### WHAT YOU WILL DO
Tally up the lines that include "позволяет" and state that number by itself.

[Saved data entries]
_ _ _ _ _
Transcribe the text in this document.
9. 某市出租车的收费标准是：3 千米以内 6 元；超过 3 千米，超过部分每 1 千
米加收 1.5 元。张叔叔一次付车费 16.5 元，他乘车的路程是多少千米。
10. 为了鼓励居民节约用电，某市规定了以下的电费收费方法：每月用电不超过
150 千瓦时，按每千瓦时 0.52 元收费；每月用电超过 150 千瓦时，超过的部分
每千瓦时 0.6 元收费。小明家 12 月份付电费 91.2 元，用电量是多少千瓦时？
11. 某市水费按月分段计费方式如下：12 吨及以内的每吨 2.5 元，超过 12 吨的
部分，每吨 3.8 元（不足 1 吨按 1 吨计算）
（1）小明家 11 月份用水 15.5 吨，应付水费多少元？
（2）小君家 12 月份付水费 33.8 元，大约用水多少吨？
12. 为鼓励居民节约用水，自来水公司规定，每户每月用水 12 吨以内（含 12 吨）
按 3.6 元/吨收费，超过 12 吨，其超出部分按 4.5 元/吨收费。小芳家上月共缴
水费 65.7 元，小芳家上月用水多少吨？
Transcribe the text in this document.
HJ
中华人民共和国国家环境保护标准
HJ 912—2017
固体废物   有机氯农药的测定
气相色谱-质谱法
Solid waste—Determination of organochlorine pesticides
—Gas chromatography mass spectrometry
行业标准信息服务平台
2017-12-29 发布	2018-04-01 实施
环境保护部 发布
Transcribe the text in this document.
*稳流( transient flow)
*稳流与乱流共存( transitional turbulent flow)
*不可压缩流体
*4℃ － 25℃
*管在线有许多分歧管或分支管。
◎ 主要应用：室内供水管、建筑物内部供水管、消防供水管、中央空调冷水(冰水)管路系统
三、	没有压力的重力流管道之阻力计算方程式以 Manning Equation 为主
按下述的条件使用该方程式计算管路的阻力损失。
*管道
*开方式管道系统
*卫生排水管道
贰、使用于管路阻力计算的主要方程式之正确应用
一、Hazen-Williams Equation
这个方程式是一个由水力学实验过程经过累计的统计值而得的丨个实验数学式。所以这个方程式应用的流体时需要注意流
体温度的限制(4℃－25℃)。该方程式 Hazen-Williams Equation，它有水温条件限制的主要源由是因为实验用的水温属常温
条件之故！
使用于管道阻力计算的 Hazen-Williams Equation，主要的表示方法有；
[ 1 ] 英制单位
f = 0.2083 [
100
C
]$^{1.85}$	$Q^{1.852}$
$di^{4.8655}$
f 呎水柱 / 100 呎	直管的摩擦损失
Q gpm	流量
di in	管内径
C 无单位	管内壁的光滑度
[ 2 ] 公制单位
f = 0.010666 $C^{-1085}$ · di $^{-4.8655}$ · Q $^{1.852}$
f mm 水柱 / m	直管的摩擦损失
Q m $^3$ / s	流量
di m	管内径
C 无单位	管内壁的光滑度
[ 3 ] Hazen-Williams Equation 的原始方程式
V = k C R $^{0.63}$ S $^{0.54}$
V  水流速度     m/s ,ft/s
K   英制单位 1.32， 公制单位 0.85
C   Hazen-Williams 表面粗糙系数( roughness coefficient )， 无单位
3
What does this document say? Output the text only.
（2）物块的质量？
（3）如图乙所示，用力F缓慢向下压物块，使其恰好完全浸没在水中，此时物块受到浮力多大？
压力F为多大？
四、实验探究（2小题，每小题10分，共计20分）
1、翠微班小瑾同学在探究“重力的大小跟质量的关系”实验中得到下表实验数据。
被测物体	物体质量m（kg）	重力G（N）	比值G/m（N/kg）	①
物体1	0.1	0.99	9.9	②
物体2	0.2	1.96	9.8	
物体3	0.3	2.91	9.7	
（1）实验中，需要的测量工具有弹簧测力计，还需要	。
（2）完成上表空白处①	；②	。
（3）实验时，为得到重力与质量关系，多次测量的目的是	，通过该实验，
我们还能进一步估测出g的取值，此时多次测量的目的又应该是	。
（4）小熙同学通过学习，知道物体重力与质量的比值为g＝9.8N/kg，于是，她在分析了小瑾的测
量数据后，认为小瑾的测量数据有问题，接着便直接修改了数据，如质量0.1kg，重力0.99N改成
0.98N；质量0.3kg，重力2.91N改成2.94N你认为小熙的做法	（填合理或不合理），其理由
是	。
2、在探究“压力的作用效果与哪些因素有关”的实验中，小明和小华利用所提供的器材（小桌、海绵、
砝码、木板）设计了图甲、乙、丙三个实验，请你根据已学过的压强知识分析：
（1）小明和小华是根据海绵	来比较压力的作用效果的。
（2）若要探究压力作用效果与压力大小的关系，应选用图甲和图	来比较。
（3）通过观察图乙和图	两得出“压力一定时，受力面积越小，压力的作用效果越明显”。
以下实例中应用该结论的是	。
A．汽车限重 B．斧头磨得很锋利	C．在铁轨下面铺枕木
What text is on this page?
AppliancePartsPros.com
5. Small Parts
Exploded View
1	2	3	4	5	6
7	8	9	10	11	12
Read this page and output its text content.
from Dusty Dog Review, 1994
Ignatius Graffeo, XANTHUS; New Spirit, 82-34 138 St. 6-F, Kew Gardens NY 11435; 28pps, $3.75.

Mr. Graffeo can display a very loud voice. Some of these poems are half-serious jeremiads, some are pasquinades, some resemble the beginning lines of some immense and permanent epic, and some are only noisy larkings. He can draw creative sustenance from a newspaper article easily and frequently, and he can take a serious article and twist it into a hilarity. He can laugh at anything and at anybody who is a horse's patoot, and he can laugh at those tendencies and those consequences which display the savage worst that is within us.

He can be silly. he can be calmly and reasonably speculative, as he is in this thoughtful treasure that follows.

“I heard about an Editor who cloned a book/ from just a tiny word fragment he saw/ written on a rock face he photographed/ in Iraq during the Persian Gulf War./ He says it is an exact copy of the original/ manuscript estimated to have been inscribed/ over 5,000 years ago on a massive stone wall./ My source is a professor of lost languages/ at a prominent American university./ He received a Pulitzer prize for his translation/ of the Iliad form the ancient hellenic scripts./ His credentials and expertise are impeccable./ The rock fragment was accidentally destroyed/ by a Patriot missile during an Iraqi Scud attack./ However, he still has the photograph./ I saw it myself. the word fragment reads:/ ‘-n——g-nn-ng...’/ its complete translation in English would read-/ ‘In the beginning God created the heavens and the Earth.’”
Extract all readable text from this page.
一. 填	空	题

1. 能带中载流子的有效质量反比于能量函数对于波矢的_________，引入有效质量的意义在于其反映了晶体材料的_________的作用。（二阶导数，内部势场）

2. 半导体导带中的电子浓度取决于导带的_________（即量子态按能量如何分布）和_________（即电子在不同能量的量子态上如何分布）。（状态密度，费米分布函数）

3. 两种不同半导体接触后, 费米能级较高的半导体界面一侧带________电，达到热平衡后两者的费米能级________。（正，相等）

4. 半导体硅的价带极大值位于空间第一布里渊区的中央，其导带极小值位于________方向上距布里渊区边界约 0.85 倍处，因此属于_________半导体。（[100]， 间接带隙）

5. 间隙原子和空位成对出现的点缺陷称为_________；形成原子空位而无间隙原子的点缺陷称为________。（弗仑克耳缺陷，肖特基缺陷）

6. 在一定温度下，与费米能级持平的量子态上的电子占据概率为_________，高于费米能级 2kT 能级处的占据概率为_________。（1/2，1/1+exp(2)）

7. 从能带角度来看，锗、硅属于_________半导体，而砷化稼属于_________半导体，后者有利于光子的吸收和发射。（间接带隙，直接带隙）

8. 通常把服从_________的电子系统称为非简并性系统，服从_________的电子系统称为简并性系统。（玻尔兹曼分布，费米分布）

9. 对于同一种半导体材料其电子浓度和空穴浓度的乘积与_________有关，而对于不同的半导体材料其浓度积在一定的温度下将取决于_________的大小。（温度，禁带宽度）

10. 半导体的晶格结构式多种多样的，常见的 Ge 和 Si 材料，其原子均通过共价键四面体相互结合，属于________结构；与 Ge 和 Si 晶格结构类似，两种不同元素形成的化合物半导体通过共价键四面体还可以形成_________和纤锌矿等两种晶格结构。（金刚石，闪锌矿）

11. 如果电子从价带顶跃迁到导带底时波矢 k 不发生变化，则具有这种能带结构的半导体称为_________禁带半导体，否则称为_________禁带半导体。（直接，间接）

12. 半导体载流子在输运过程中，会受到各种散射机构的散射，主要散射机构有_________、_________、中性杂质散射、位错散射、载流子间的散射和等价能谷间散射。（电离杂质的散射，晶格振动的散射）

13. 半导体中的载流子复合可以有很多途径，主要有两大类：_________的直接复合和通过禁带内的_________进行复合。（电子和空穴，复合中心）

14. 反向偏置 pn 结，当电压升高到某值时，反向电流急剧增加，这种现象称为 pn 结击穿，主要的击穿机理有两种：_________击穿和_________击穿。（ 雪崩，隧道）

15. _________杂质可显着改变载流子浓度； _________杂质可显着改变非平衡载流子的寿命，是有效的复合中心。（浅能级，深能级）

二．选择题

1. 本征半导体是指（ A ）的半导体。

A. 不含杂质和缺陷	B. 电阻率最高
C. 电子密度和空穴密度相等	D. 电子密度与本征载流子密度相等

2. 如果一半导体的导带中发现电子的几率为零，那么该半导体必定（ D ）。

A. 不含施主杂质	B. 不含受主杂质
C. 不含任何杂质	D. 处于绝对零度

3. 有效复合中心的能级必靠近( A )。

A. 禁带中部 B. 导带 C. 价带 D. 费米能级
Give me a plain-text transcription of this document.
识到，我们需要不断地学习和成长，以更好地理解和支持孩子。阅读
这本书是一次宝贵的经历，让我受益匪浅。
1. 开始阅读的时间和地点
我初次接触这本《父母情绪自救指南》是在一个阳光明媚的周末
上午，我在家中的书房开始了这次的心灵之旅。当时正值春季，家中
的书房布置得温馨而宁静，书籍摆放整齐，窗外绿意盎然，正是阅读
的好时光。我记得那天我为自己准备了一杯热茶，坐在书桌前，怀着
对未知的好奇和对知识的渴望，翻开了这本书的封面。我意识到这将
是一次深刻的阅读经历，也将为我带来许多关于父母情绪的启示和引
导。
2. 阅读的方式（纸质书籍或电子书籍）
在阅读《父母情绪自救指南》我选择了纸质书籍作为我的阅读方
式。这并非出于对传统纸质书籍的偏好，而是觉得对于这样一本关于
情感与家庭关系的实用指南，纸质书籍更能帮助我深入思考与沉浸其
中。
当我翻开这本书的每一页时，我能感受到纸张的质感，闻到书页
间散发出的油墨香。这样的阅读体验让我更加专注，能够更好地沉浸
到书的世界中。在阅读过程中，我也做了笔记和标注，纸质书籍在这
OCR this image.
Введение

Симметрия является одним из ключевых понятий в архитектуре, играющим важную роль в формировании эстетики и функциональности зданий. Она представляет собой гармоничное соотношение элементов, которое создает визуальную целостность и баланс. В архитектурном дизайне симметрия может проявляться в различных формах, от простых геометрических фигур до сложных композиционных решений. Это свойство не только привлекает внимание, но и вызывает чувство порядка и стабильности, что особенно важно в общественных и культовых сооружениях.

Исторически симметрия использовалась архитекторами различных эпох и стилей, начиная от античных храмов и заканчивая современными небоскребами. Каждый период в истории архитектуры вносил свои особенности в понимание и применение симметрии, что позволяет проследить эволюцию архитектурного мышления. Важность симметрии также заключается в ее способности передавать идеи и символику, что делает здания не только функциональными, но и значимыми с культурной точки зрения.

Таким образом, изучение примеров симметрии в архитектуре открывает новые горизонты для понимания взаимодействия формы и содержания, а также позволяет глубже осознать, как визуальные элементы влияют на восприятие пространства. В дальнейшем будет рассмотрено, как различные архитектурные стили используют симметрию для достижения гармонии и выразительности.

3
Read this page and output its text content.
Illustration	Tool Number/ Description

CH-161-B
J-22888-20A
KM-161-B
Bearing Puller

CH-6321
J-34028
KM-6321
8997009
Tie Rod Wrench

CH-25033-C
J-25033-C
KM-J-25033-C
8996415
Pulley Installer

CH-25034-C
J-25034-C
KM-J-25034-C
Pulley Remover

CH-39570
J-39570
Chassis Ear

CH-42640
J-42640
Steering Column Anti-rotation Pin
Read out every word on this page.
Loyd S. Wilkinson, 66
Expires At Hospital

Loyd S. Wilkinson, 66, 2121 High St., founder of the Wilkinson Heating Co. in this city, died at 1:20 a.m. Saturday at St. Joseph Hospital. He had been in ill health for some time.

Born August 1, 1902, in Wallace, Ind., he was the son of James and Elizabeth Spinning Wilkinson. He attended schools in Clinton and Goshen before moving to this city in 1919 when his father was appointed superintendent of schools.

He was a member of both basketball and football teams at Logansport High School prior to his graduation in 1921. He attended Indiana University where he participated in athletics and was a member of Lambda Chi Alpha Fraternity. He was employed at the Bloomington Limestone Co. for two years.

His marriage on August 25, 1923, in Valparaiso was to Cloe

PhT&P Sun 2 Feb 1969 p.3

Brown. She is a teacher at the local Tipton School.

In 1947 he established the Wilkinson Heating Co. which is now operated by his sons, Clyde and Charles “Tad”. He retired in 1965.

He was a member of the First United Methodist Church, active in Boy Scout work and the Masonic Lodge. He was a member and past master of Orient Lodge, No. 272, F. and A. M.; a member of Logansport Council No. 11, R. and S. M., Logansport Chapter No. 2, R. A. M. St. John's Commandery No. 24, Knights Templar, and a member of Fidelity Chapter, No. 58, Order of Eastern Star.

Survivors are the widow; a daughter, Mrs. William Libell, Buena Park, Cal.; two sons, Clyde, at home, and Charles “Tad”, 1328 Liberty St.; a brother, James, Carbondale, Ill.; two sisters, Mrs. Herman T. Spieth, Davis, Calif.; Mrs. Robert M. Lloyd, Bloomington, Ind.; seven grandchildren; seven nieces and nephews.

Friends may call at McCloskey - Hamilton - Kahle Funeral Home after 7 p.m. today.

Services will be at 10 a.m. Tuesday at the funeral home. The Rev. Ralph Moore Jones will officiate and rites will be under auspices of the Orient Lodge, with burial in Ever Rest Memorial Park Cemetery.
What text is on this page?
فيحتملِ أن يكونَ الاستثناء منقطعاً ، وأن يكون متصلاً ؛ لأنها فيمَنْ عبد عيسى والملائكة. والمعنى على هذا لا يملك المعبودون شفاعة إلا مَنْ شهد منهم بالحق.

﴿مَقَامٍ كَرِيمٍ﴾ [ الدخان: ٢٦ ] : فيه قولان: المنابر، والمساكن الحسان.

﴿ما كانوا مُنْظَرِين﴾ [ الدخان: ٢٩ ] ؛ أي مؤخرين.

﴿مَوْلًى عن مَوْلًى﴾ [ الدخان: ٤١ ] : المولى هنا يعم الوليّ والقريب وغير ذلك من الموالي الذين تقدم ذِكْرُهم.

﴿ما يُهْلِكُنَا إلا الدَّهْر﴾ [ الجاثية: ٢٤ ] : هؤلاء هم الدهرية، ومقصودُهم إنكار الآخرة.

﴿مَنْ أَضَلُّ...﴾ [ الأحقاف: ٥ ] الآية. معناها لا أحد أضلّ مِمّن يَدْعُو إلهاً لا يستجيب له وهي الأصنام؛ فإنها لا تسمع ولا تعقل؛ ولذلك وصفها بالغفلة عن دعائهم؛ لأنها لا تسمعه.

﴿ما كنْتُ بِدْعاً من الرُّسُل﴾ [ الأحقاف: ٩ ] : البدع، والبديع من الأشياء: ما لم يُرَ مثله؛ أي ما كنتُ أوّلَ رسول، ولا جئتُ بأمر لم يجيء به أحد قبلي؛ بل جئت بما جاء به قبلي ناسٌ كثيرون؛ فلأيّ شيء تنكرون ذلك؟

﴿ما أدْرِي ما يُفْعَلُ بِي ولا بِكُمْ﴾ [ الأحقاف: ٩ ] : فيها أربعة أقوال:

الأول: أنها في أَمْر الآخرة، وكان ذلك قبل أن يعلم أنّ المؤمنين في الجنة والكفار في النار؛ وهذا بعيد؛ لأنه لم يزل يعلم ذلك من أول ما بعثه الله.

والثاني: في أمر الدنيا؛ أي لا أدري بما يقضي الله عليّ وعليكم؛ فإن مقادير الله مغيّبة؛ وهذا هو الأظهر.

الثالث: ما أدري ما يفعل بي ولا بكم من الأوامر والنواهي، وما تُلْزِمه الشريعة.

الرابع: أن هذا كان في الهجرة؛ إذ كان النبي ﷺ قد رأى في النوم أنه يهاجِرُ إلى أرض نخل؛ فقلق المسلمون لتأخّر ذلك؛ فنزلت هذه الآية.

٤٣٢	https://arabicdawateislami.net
_ _ _ _ _
### TASK OUTPUT
2